## [YOUR GOAL]
Every record that follows must be duplicated exactly, with images left out.

## [STORED DATA]

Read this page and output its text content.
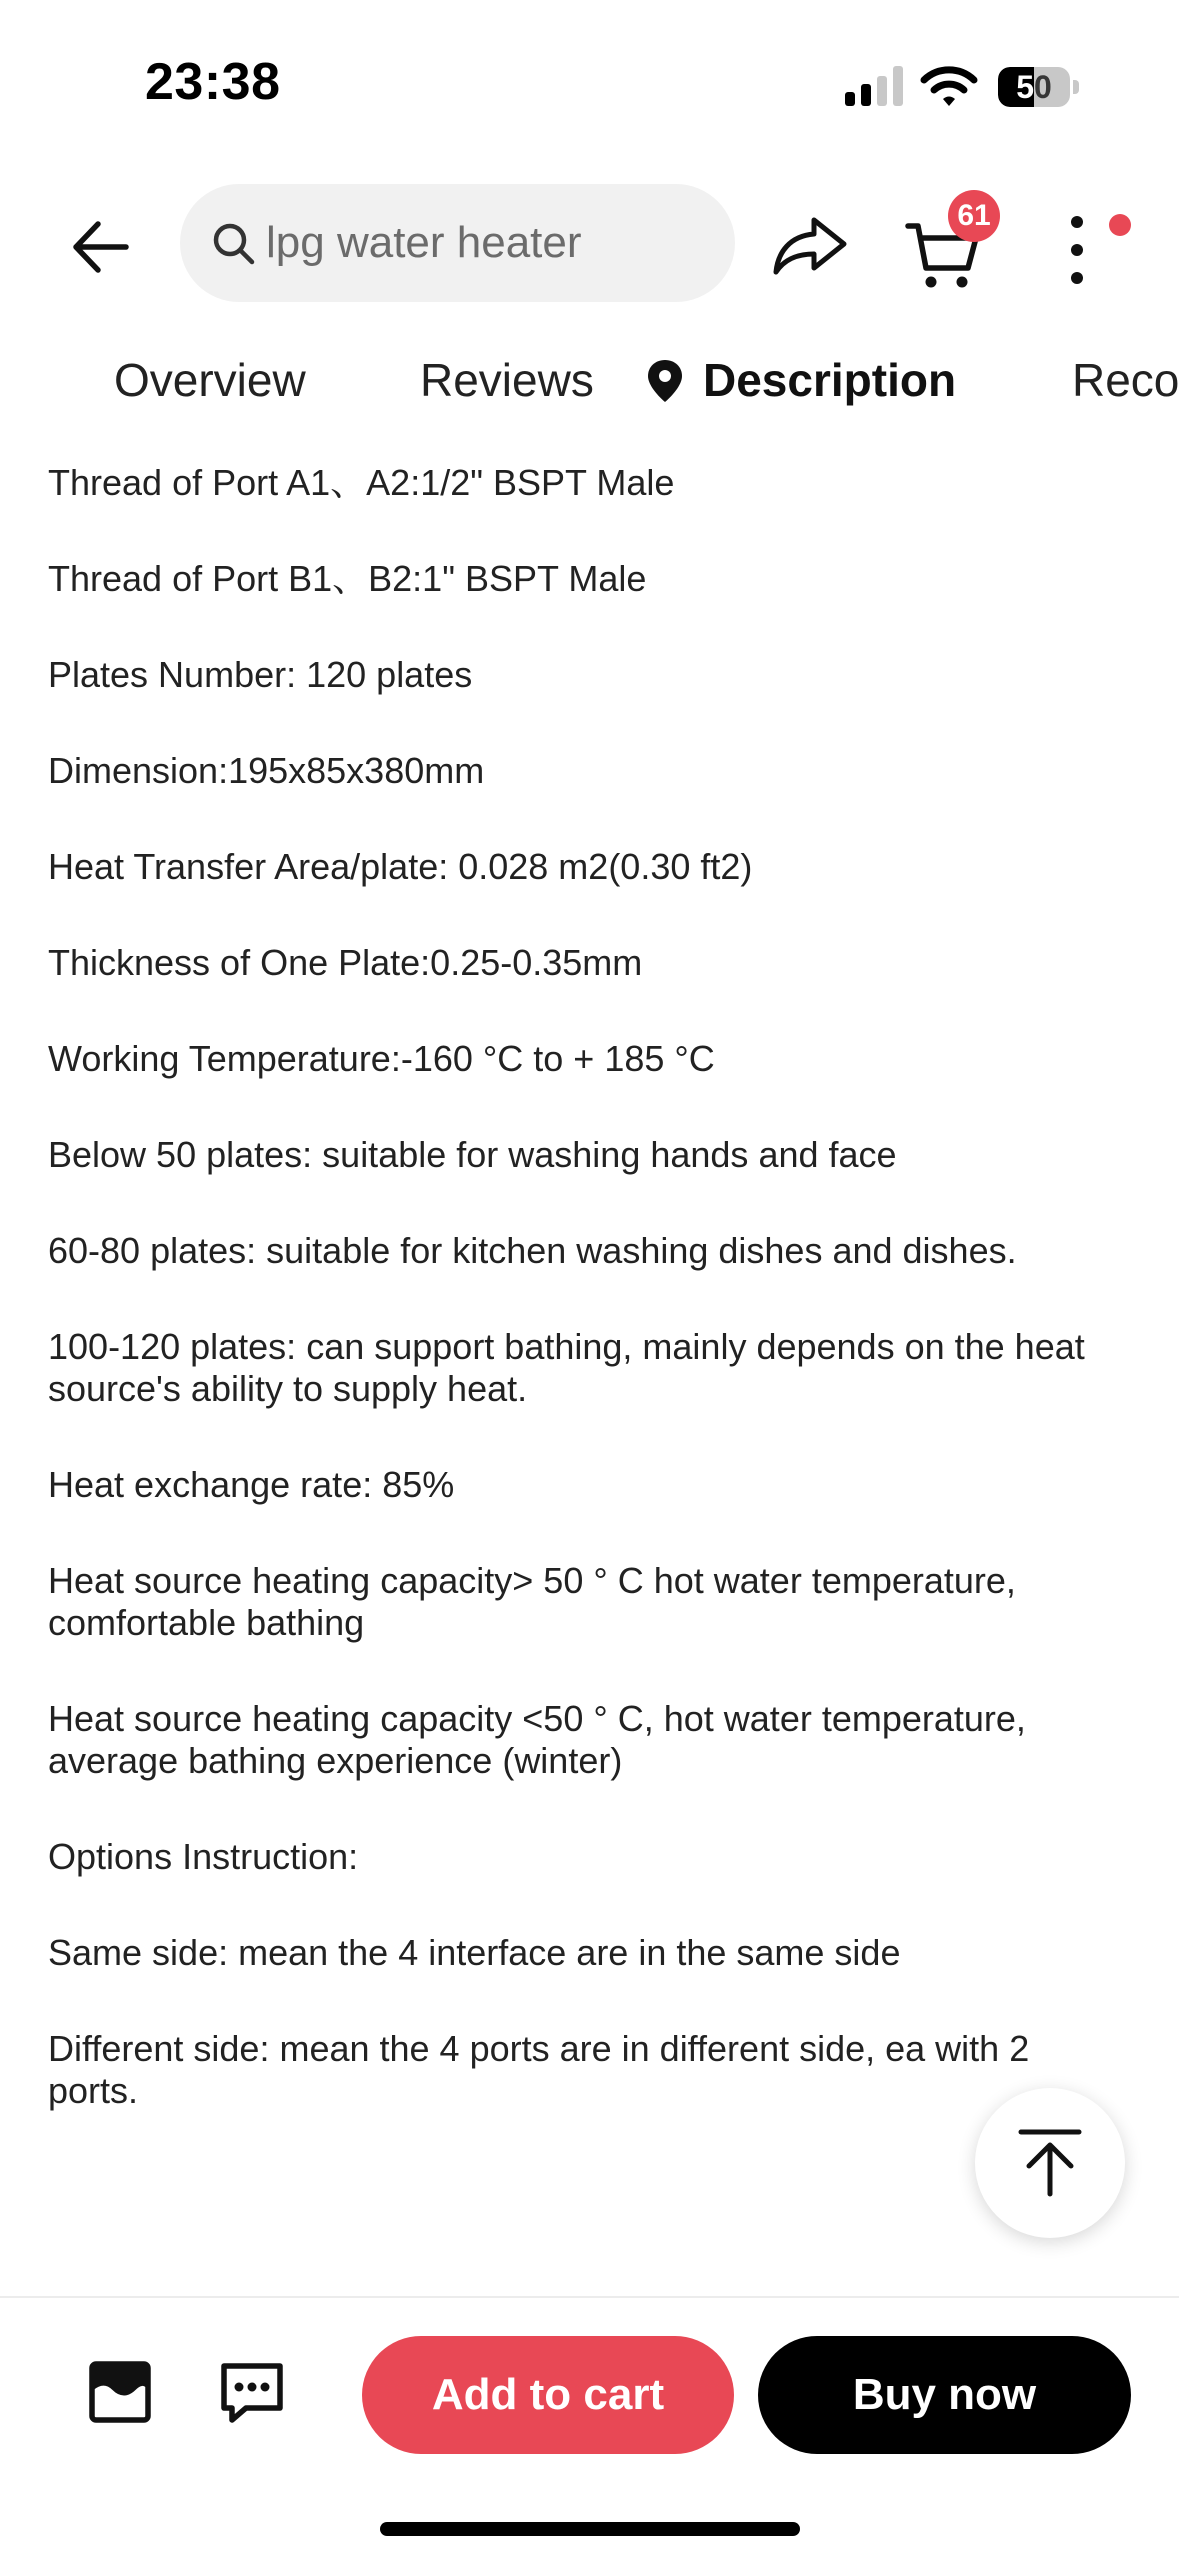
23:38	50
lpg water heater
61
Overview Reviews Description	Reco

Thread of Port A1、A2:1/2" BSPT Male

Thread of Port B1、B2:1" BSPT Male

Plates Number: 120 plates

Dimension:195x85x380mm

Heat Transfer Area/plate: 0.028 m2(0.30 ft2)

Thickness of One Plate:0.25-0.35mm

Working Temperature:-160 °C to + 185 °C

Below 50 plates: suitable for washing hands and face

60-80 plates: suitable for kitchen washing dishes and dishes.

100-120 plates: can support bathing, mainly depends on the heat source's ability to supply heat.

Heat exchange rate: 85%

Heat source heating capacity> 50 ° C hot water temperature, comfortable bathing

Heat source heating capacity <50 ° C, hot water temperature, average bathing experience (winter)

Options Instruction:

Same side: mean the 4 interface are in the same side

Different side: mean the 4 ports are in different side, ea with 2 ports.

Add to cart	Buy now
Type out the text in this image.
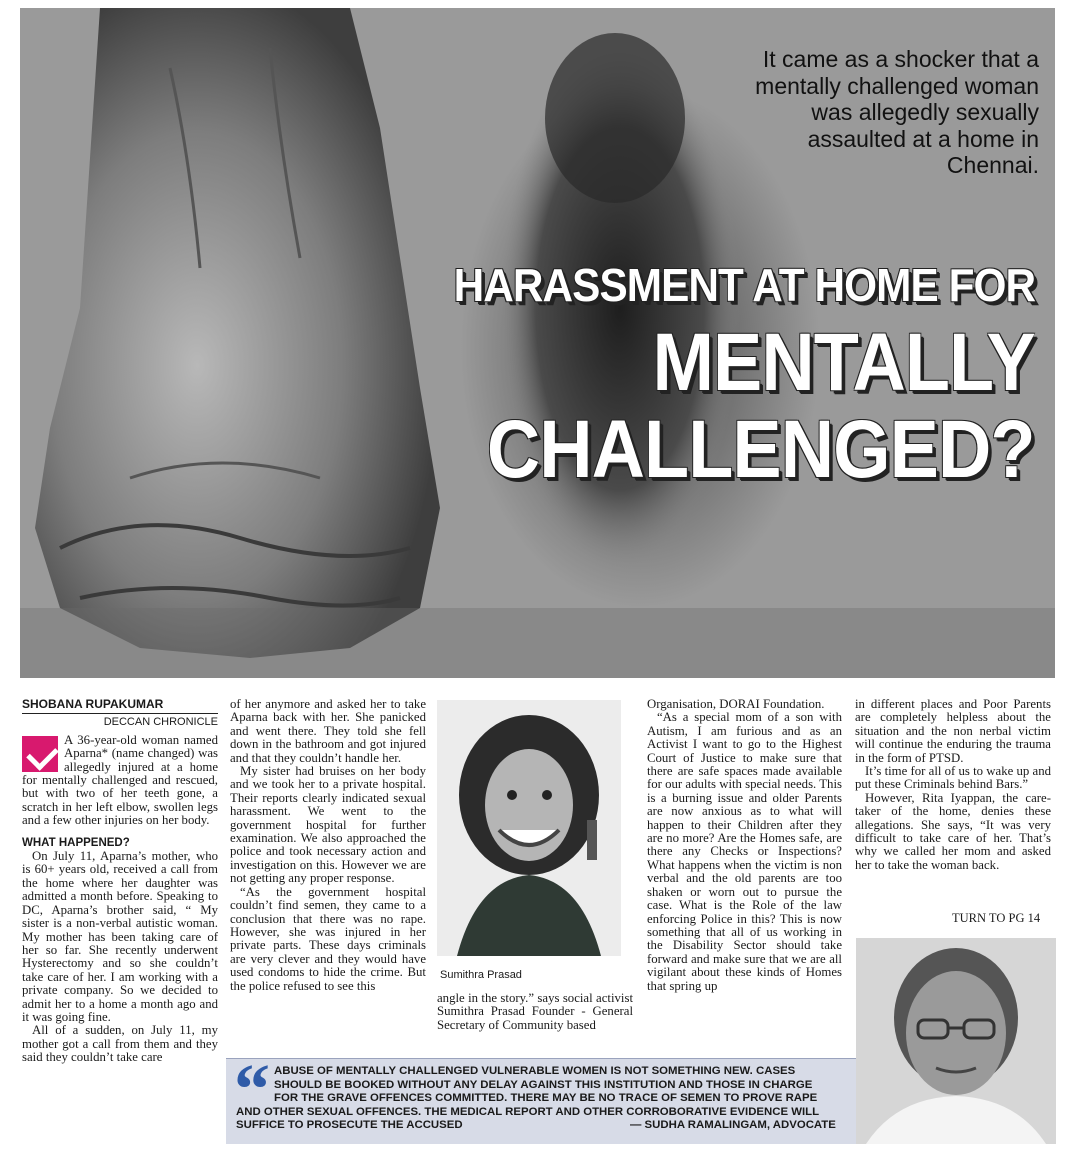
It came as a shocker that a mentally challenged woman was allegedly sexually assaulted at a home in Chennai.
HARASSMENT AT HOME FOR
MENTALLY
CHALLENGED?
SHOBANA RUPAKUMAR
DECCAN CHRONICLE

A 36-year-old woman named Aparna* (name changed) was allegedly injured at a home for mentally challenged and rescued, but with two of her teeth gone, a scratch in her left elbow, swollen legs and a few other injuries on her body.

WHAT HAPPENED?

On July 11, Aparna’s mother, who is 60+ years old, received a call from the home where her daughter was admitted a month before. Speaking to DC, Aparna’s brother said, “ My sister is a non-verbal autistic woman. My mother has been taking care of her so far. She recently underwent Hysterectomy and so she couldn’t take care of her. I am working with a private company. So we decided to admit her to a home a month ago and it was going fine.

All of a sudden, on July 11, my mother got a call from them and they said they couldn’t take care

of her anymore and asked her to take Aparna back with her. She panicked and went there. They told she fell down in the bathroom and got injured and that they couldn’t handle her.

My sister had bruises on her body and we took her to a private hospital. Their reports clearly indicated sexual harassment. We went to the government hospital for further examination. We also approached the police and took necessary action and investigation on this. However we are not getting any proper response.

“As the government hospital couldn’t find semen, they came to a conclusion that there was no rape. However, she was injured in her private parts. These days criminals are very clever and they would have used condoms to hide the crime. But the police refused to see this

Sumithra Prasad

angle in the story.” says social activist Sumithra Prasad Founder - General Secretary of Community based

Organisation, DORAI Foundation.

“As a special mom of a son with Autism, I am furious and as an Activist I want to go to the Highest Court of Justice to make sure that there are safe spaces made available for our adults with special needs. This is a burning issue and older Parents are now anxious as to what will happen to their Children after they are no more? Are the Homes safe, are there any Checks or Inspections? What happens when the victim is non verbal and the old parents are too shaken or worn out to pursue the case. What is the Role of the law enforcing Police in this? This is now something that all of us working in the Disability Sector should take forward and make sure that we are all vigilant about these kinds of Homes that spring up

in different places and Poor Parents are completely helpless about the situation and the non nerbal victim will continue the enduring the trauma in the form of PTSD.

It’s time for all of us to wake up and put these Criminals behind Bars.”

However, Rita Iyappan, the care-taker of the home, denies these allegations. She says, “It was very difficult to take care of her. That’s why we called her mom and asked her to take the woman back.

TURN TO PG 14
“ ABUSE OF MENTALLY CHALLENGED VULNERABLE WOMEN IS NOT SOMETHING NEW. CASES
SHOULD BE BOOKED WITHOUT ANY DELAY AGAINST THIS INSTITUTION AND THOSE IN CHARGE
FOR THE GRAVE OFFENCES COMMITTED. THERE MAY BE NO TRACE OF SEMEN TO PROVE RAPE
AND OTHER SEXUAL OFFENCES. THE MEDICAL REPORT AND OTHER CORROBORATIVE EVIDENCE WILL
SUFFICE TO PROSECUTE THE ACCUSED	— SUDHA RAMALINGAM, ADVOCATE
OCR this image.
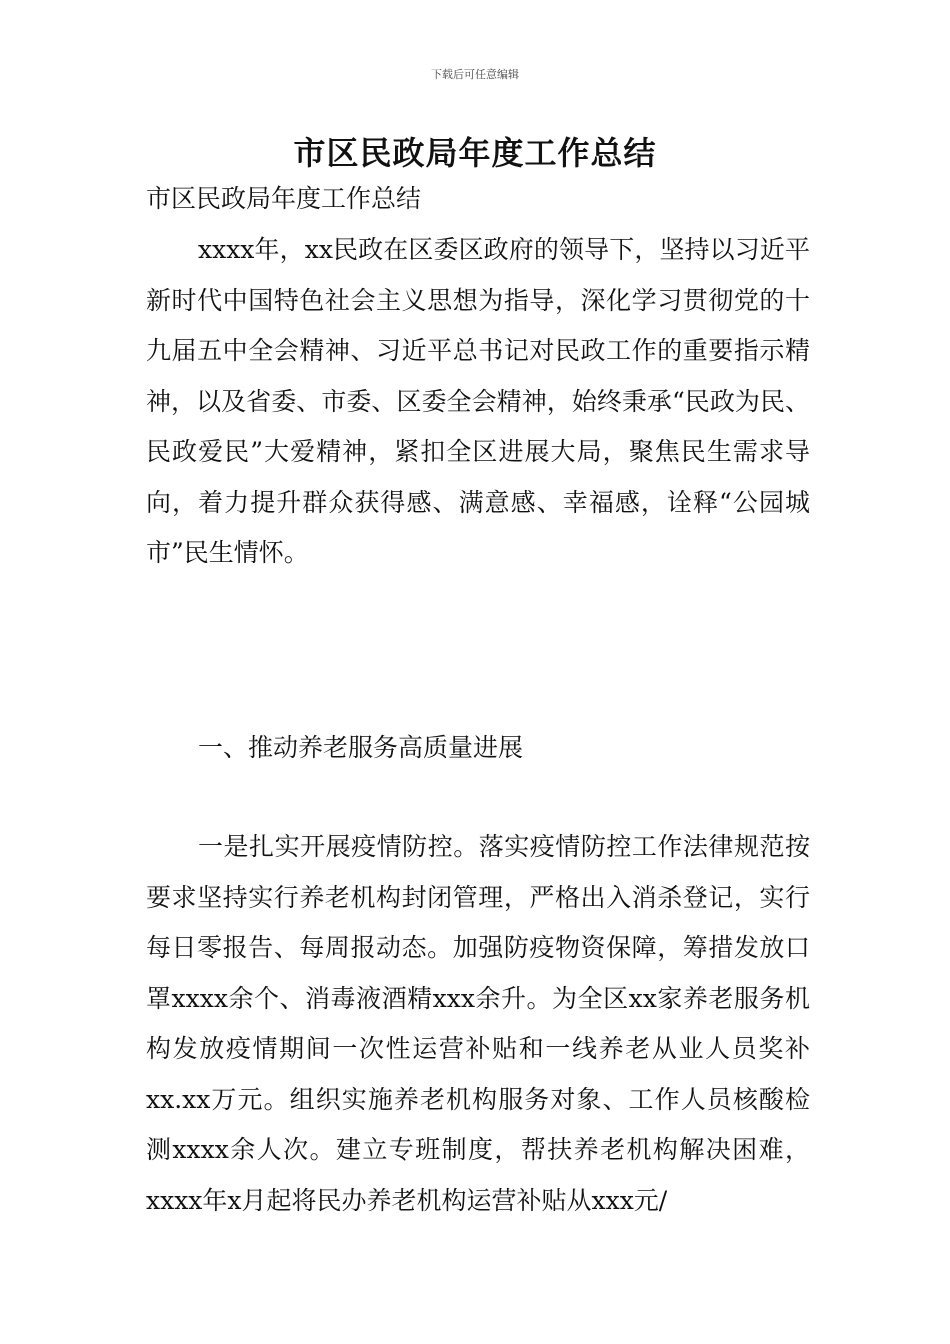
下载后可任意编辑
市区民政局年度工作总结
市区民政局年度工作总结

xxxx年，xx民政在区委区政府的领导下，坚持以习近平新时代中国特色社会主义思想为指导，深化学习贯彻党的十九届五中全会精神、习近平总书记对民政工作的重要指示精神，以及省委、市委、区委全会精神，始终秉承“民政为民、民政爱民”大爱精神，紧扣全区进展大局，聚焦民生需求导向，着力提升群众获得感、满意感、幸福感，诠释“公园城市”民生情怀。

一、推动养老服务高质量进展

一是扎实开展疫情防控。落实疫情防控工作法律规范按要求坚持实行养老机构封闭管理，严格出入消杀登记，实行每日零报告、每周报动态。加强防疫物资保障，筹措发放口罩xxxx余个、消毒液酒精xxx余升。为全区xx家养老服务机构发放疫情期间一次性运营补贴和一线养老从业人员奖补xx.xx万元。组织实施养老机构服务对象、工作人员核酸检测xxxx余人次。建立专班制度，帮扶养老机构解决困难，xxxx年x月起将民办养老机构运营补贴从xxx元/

## [WRITTEN REPLY]
Read this page and output its text content.
23:38	50
lpg water heater
61
Overview Reviews Description	Reco

Thread of Port A1、A2:1/2" BSPT Male

Thread of Port B1、B2:1" BSPT Male

Plates Number: 120 plates

Dimension:195x85x380mm

Heat Transfer Area/plate: 0.028 m2(0.30 ft2)

Thickness of One Plate:0.25-0.35mm

Working Temperature:-160 °C to + 185 °C

Below 50 plates: suitable for washing hands and face

60-80 plates: suitable for kitchen washing dishes and dishes.

100-120 plates: can support bathing, mainly depends on the heat source's ability to supply heat.

Heat exchange rate: 85%

Heat source heating capacity> 50 ° C hot water temperature, comfortable bathing

Heat source heating capacity <50 ° C, hot water temperature, average bathing experience (winter)

Options Instruction:

Same side: mean the 4 interface are in the same side

Different side: mean the 4 ports are in different side, ea with 2 ports.

Add to cart	Buy now
Type out the text in this image.
It came as a shocker that a mentally challenged woman was allegedly sexually assaulted at a home in Chennai.
HARASSMENT AT HOME FOR
MENTALLY
CHALLENGED?
SHOBANA RUPAKUMAR
DECCAN CHRONICLE

A 36-year-old woman named Aparna* (name changed) was allegedly injured at a home for mentally challenged and rescued, but with two of her teeth gone, a scratch in her left elbow, swollen legs and a few other injuries on her body.

WHAT HAPPENED?

On July 11, Aparna’s mother, who is 60+ years old, received a call from the home where her daughter was admitted a month before. Speaking to DC, Aparna’s brother said, “ My sister is a non-verbal autistic woman. My mother has been taking care of her so far. She recently underwent Hysterectomy and so she couldn’t take care of her. I am working with a private company. So we decided to admit her to a home a month ago and it was going fine.

All of a sudden, on July 11, my mother got a call from them and they said they couldn’t take care

of her anymore and asked her to take Aparna back with her. She panicked and went there. They told she fell down in the bathroom and got injured and that they couldn’t handle her.

My sister had bruises on her body and we took her to a private hospital. Their reports clearly indicated sexual harassment. We went to the government hospital for further examination. We also approached the police and took necessary action and investigation on this. However we are not getting any proper response.

“As the government hospital couldn’t find semen, they came to a conclusion that there was no rape. However, she was injured in her private parts. These days criminals are very clever and they would have used condoms to hide the crime. But the police refused to see this

Sumithra Prasad

angle in the story.” says social activist Sumithra Prasad Founder - General Secretary of Community based

Organisation, DORAI Foundation.

“As a special mom of a son with Autism, I am furious and as an Activist I want to go to the Highest Court of Justice to make sure that there are safe spaces made available for our adults with special needs. This is a burning issue and older Parents are now anxious as to what will happen to their Children after they are no more? Are the Homes safe, are there any Checks or Inspections? What happens when the victim is non verbal and the old parents are too shaken or worn out to pursue the case. What is the Role of the law enforcing Police in this? This is now something that all of us working in the Disability Sector should take forward and make sure that we are all vigilant about these kinds of Homes that spring up

in different places and Poor Parents are completely helpless about the situation and the non nerbal victim will continue the enduring the trauma in the form of PTSD.

It’s time for all of us to wake up and put these Criminals behind Bars.”

However, Rita Iyappan, the care-taker of the home, denies these allegations. She says, “It was very difficult to take care of her. That’s why we called her mom and asked her to take the woman back.

TURN TO PG 14
“ ABUSE OF MENTALLY CHALLENGED VULNERABLE WOMEN IS NOT SOMETHING NEW. CASES
SHOULD BE BOOKED WITHOUT ANY DELAY AGAINST THIS INSTITUTION AND THOSE IN CHARGE
FOR THE GRAVE OFFENCES COMMITTED. THERE MAY BE NO TRACE OF SEMEN TO PROVE RAPE
AND OTHER SEXUAL OFFENCES. THE MEDICAL REPORT AND OTHER CORROBORATIVE EVIDENCE WILL
SUFFICE TO PROSECUTE THE ACCUSED	— SUDHA RAMALINGAM, ADVOCATE
OCR this image.
下载后可任意编辑
市区民政局年度工作总结
市区民政局年度工作总结

xxxx年，xx民政在区委区政府的领导下，坚持以习近平新时代中国特色社会主义思想为指导，深化学习贯彻党的十九届五中全会精神、习近平总书记对民政工作的重要指示精神，以及省委、市委、区委全会精神，始终秉承“民政为民、民政爱民”大爱精神，紧扣全区进展大局，聚焦民生需求导向，着力提升群众获得感、满意感、幸福感，诠释“公园城市”民生情怀。

一、推动养老服务高质量进展

一是扎实开展疫情防控。落实疫情防控工作法律规范按要求坚持实行养老机构封闭管理，严格出入消杀登记，实行每日零报告、每周报动态。加强防疫物资保障，筹措发放口罩xxxx余个、消毒液酒精xxx余升。为全区xx家养老服务机构发放疫情期间一次性运营补贴和一线养老从业人员奖补xx.xx万元。组织实施养老机构服务对象、工作人员核酸检测xxxx余人次。建立专班制度，帮扶养老机构解决困难，xxxx年x月起将民办养老机构运营补贴从xxx元/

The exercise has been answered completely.